Copy out the material below in full, but not its images.
─── EXTRACTED ENTRIES ───
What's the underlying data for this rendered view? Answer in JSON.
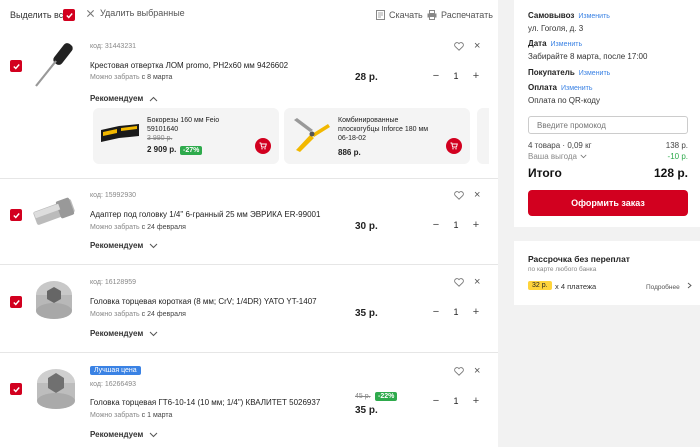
{
  "toolbar": {
    "select_all": "Выделить все",
    "delete_selected": "Удалить выбранные",
    "download": "Скачать",
    "print": "Распечатать"
  },
  "items": [
    {
      "code": "код: 31443231",
      "name": "Крестовая отвертка ЛОМ promo, PH2x60 мм 9426602",
      "pickup_prefix": "Можно забрать",
      "pickup_date": "с 8 марта",
      "price": "28 р.",
      "qty": "1",
      "recommend": "Рекомендуем"
    },
    {
      "code": "код: 15992930",
      "name": "Адаптер под головку 1/4\" 6-гранный 25 мм ЭВРИКА ER-99001",
      "pickup_prefix": "Можно забрать",
      "pickup_date": "с 24 февраля",
      "price": "30 р.",
      "qty": "1",
      "recommend": "Рекомендуем"
    },
    {
      "code": "код: 16128959",
      "name": "Головка торцевая короткая (8 мм; CrV; 1/4DR) YATO YT-1407",
      "pickup_prefix": "Можно забрать",
      "pickup_date": "с 24 февраля",
      "price": "35 р.",
      "qty": "1",
      "recommend": "Рекомендуем"
    },
    {
      "badge": "Лучшая цена",
      "code": "код: 16266493",
      "name": "Головка торцевая ГТ6-10-14 (10 мм; 1/4\") КВАЛИТЕТ 5026937",
      "pickup_prefix": "Можно забрать",
      "pickup_date": "с 1 марта",
      "old_price": "45 р.",
      "discount": "-22%",
      "price": "35 р.",
      "qty": "1",
      "recommend": "Рекомендуем"
    }
  ],
  "recommendations": [
    {
      "name": "Бокорезы 160 мм Feio 59101640",
      "old_price": "3 990 р.",
      "price": "2 909 р.",
      "discount": "-27%"
    },
    {
      "name": "Комбинированные плоскогубцы Inforce 180 мм 06-18-02",
      "price": "886 р."
    }
  ],
  "summary": {
    "pickup_label": "Самовывоз",
    "change": "Изменить",
    "pickup_address": "ул. Гоголя, д. 3",
    "date_label": "Дата",
    "date_value": "Забирайте 8 марта, после 17:00",
    "buyer_label": "Покупатель",
    "payment_label": "Оплата",
    "payment_value": "Оплата по QR-коду",
    "promo_placeholder": "Введите промокод",
    "goods_label": "4 товара · 0,09 кг",
    "goods_value": "138 р.",
    "saving_label": "Ваша выгода",
    "saving_value": "-10 р.",
    "total_label": "Итого",
    "total_value": "128 р.",
    "order_button": "Оформить заказ"
  },
  "installment": {
    "title": "Рассрочка без переплат",
    "subtitle": "по карте любого банка",
    "amount": "32 р.",
    "times": "x 4 платежа",
    "more": "Подробнее"
  },
  "colors": {
    "accent": "#d2001f",
    "link": "#3a82e4",
    "discount": "#2eaa4c",
    "panel_bg": "#f2f2f2"
  }
}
───
**COMPLETE OUTPUT**
What's the underlying data for this rendered view? Answer in JSON.
{
  "toolbar": {
    "select_all": "Выделить все",
    "delete_selected": "Удалить выбранные",
    "download": "Скачать",
    "print": "Распечатать"
  },
  "items": [
    {
      "code": "код: 31443231",
      "name": "Крестовая отвертка ЛОМ promo, PH2x60 мм 9426602",
      "pickup_prefix": "Можно забрать",
      "pickup_date": "с 8 марта",
      "price": "28 р.",
      "qty": "1",
      "recommend": "Рекомендуем"
    },
    {
      "code": "код: 15992930",
      "name": "Адаптер под головку 1/4\" 6-гранный 25 мм ЭВРИКА ER-99001",
      "pickup_prefix": "Можно забрать",
      "pickup_date": "с 24 февраля",
      "price": "30 р.",
      "qty": "1",
      "recommend": "Рекомендуем"
    },
    {
      "code": "код: 16128959",
      "name": "Головка торцевая короткая (8 мм; CrV; 1/4DR) YATO YT-1407",
      "pickup_prefix": "Можно забрать",
      "pickup_date": "с 24 февраля",
      "price": "35 р.",
      "qty": "1",
      "recommend": "Рекомендуем"
    },
    {
      "badge": "Лучшая цена",
      "code": "код: 16266493",
      "name": "Головка торцевая ГТ6-10-14 (10 мм; 1/4\") КВАЛИТЕТ 5026937",
      "pickup_prefix": "Можно забрать",
      "pickup_date": "с 1 марта",
      "old_price": "45 р.",
      "discount": "-22%",
      "price": "35 р.",
      "qty": "1",
      "recommend": "Рекомендуем"
    }
  ],
  "recommendations": [
    {
      "name": "Бокорезы 160 мм Feio 59101640",
      "old_price": "3 990 р.",
      "price": "2 909 р.",
      "discount": "-27%"
    },
    {
      "name": "Комбинированные плоскогубцы Inforce 180 мм 06-18-02",
      "price": "886 р."
    }
  ],
  "summary": {
    "pickup_label": "Самовывоз",
    "change": "Изменить",
    "pickup_address": "ул. Гоголя, д. 3",
    "date_label": "Дата",
    "date_value": "Забирайте 8 марта, после 17:00",
    "buyer_label": "Покупатель",
    "payment_label": "Оплата",
    "payment_value": "Оплата по QR-коду",
    "promo_placeholder": "Введите промокод",
    "goods_label": "4 товара · 0,09 кг",
    "goods_value": "138 р.",
    "saving_label": "Ваша выгода",
    "saving_value": "-10 р.",
    "total_label": "Итого",
    "total_value": "128 р.",
    "order_button": "Оформить заказ"
  },
  "installment": {
    "title": "Рассрочка без переплат",
    "subtitle": "по карте любого банка",
    "amount": "32 р.",
    "times": "x 4 платежа",
    "more": "Подробнее"
  },
  "colors": {
    "accent": "#d2001f",
    "link": "#3a82e4",
    "discount": "#2eaa4c",
    "panel_bg": "#f2f2f2"
  }
}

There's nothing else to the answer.